**Task requirements**
Every entry should be repeated exactly. Omit the pictures.

**Entries provided**
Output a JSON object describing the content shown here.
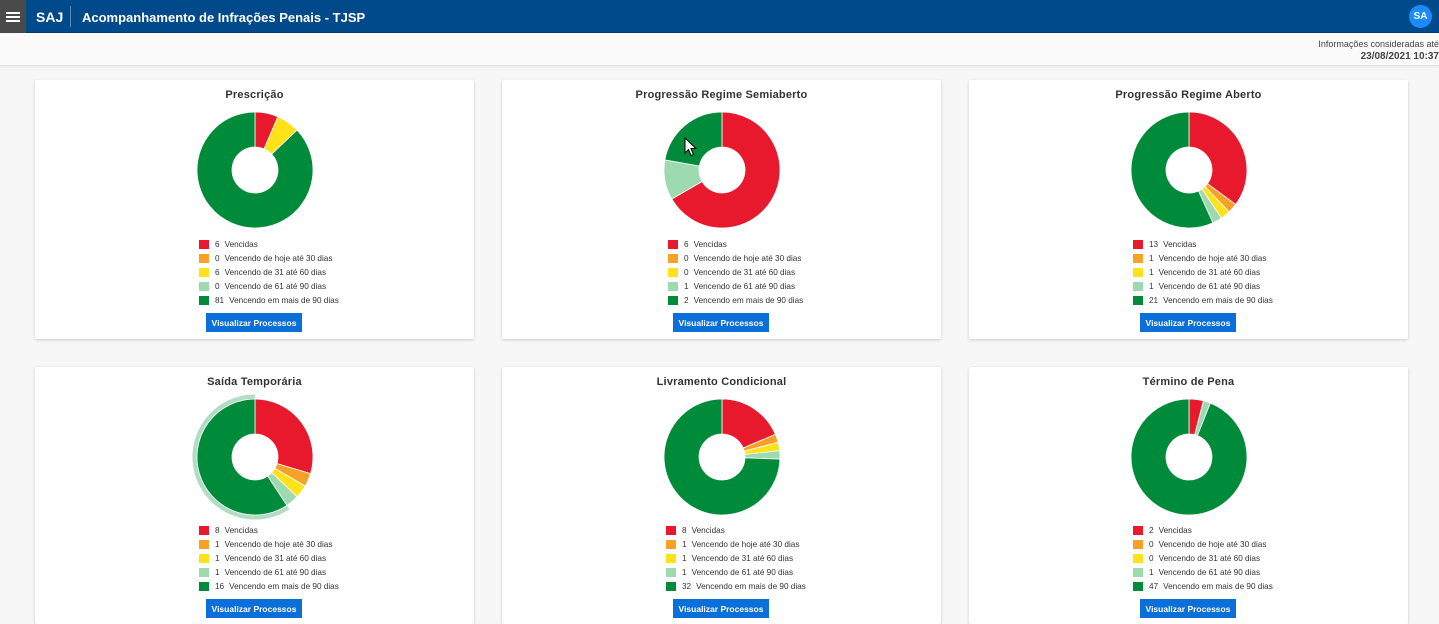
{
  "header": {
    "brand": "SAJ",
    "title": "Acompanhamento de Infrações Penais - TJSP",
    "avatar_initials": "SA"
  },
  "info": {
    "label": "Informações consideradas até",
    "datetime": "23/08/2021 10:37"
  },
  "colors": {
    "vencidas": "#e8192c",
    "hoje_30": "#f7a128",
    "d31_60": "#ffe21a",
    "d61_90": "#9edab0",
    "mais_90": "#008b3a",
    "header_bg": "#004a8b",
    "button": "#0a6fd8"
  },
  "legend_labels": [
    "Vencidas",
    "Vencendo de hoje até 30 dias",
    "Vencendo de 31 até 60 dias",
    "Vencendo de 61 até 90 dias",
    "Vencendo em mais de 90 dias"
  ],
  "button_label": "Visualizar Processos",
  "cards": [
    {
      "title": "Prescrição",
      "values": [
        6,
        0,
        6,
        0,
        81
      ]
    },
    {
      "title": "Progressão Regime Semiaberto",
      "values": [
        6,
        0,
        0,
        1,
        2
      ]
    },
    {
      "title": "Progressão Regime Aberto",
      "values": [
        13,
        1,
        1,
        1,
        21
      ]
    },
    {
      "title": "Saída Temporária",
      "values": [
        8,
        1,
        1,
        1,
        16
      ],
      "highlighted_segment": 4
    },
    {
      "title": "Livramento Condicional",
      "values": [
        8,
        1,
        1,
        1,
        32
      ]
    },
    {
      "title": "Término de Pena",
      "values": [
        2,
        0,
        0,
        1,
        47
      ]
    }
  ],
  "chart_data": [
    {
      "type": "pie",
      "title": "Prescrição",
      "categories": [
        "Vencidas",
        "Vencendo de hoje até 30 dias",
        "Vencendo de 31 até 60 dias",
        "Vencendo de 61 até 90 dias",
        "Vencendo em mais de 90 dias"
      ],
      "values": [
        6,
        0,
        6,
        0,
        81
      ],
      "legend": "bottom"
    },
    {
      "type": "pie",
      "title": "Progressão Regime Semiaberto",
      "categories": [
        "Vencidas",
        "Vencendo de hoje até 30 dias",
        "Vencendo de 31 até 60 dias",
        "Vencendo de 61 até 90 dias",
        "Vencendo em mais de 90 dias"
      ],
      "values": [
        6,
        0,
        0,
        1,
        2
      ],
      "legend": "bottom"
    },
    {
      "type": "pie",
      "title": "Progressão Regime Aberto",
      "categories": [
        "Vencidas",
        "Vencendo de hoje até 30 dias",
        "Vencendo de 31 até 60 dias",
        "Vencendo de 61 até 90 dias",
        "Vencendo em mais de 90 dias"
      ],
      "values": [
        13,
        1,
        1,
        1,
        21
      ],
      "legend": "bottom"
    },
    {
      "type": "pie",
      "title": "Saída Temporária",
      "categories": [
        "Vencidas",
        "Vencendo de hoje até 30 dias",
        "Vencendo de 31 até 60 dias",
        "Vencendo de 61 até 90 dias",
        "Vencendo em mais de 90 dias"
      ],
      "values": [
        8,
        1,
        1,
        1,
        16
      ],
      "legend": "bottom"
    },
    {
      "type": "pie",
      "title": "Livramento Condicional",
      "categories": [
        "Vencidas",
        "Vencendo de hoje até 30 dias",
        "Vencendo de 31 até 60 dias",
        "Vencendo de 61 até 90 dias",
        "Vencendo em mais de 90 dias"
      ],
      "values": [
        8,
        1,
        1,
        1,
        32
      ],
      "legend": "bottom"
    },
    {
      "type": "pie",
      "title": "Término de Pena",
      "categories": [
        "Vencidas",
        "Vencendo de hoje até 30 dias",
        "Vencendo de 31 até 60 dias",
        "Vencendo de 61 até 90 dias",
        "Vencendo em mais de 90 dias"
      ],
      "values": [
        2,
        0,
        0,
        1,
        47
      ],
      "legend": "bottom"
    }
  ]
}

**Final result**
Output a JSON object describing the content shown here.
{
  "header": {
    "brand": "SAJ",
    "title": "Acompanhamento de Infrações Penais - TJSP",
    "avatar_initials": "SA"
  },
  "info": {
    "label": "Informações consideradas até",
    "datetime": "23/08/2021 10:37"
  },
  "colors": {
    "vencidas": "#e8192c",
    "hoje_30": "#f7a128",
    "d31_60": "#ffe21a",
    "d61_90": "#9edab0",
    "mais_90": "#008b3a",
    "header_bg": "#004a8b",
    "button": "#0a6fd8"
  },
  "legend_labels": [
    "Vencidas",
    "Vencendo de hoje até 30 dias",
    "Vencendo de 31 até 60 dias",
    "Vencendo de 61 até 90 dias",
    "Vencendo em mais de 90 dias"
  ],
  "button_label": "Visualizar Processos",
  "cards": [
    {
      "title": "Prescrição",
      "values": [
        6,
        0,
        6,
        0,
        81
      ]
    },
    {
      "title": "Progressão Regime Semiaberto",
      "values": [
        6,
        0,
        0,
        1,
        2
      ]
    },
    {
      "title": "Progressão Regime Aberto",
      "values": [
        13,
        1,
        1,
        1,
        21
      ]
    },
    {
      "title": "Saída Temporária",
      "values": [
        8,
        1,
        1,
        1,
        16
      ],
      "highlighted_segment": 4
    },
    {
      "title": "Livramento Condicional",
      "values": [
        8,
        1,
        1,
        1,
        32
      ]
    },
    {
      "title": "Término de Pena",
      "values": [
        2,
        0,
        0,
        1,
        47
      ]
    }
  ],
  "chart_data": [
    {
      "type": "pie",
      "title": "Prescrição",
      "categories": [
        "Vencidas",
        "Vencendo de hoje até 30 dias",
        "Vencendo de 31 até 60 dias",
        "Vencendo de 61 até 90 dias",
        "Vencendo em mais de 90 dias"
      ],
      "values": [
        6,
        0,
        6,
        0,
        81
      ],
      "legend": "bottom"
    },
    {
      "type": "pie",
      "title": "Progressão Regime Semiaberto",
      "categories": [
        "Vencidas",
        "Vencendo de hoje até 30 dias",
        "Vencendo de 31 até 60 dias",
        "Vencendo de 61 até 90 dias",
        "Vencendo em mais de 90 dias"
      ],
      "values": [
        6,
        0,
        0,
        1,
        2
      ],
      "legend": "bottom"
    },
    {
      "type": "pie",
      "title": "Progressão Regime Aberto",
      "categories": [
        "Vencidas",
        "Vencendo de hoje até 30 dias",
        "Vencendo de 31 até 60 dias",
        "Vencendo de 61 até 90 dias",
        "Vencendo em mais de 90 dias"
      ],
      "values": [
        13,
        1,
        1,
        1,
        21
      ],
      "legend": "bottom"
    },
    {
      "type": "pie",
      "title": "Saída Temporária",
      "categories": [
        "Vencidas",
        "Vencendo de hoje até 30 dias",
        "Vencendo de 31 até 60 dias",
        "Vencendo de 61 até 90 dias",
        "Vencendo em mais de 90 dias"
      ],
      "values": [
        8,
        1,
        1,
        1,
        16
      ],
      "legend": "bottom"
    },
    {
      "type": "pie",
      "title": "Livramento Condicional",
      "categories": [
        "Vencidas",
        "Vencendo de hoje até 30 dias",
        "Vencendo de 31 até 60 dias",
        "Vencendo de 61 até 90 dias",
        "Vencendo em mais de 90 dias"
      ],
      "values": [
        8,
        1,
        1,
        1,
        32
      ],
      "legend": "bottom"
    },
    {
      "type": "pie",
      "title": "Término de Pena",
      "categories": [
        "Vencidas",
        "Vencendo de hoje até 30 dias",
        "Vencendo de 31 até 60 dias",
        "Vencendo de 61 até 90 dias",
        "Vencendo em mais de 90 dias"
      ],
      "values": [
        2,
        0,
        0,
        1,
        47
      ],
      "legend": "bottom"
    }
  ]
}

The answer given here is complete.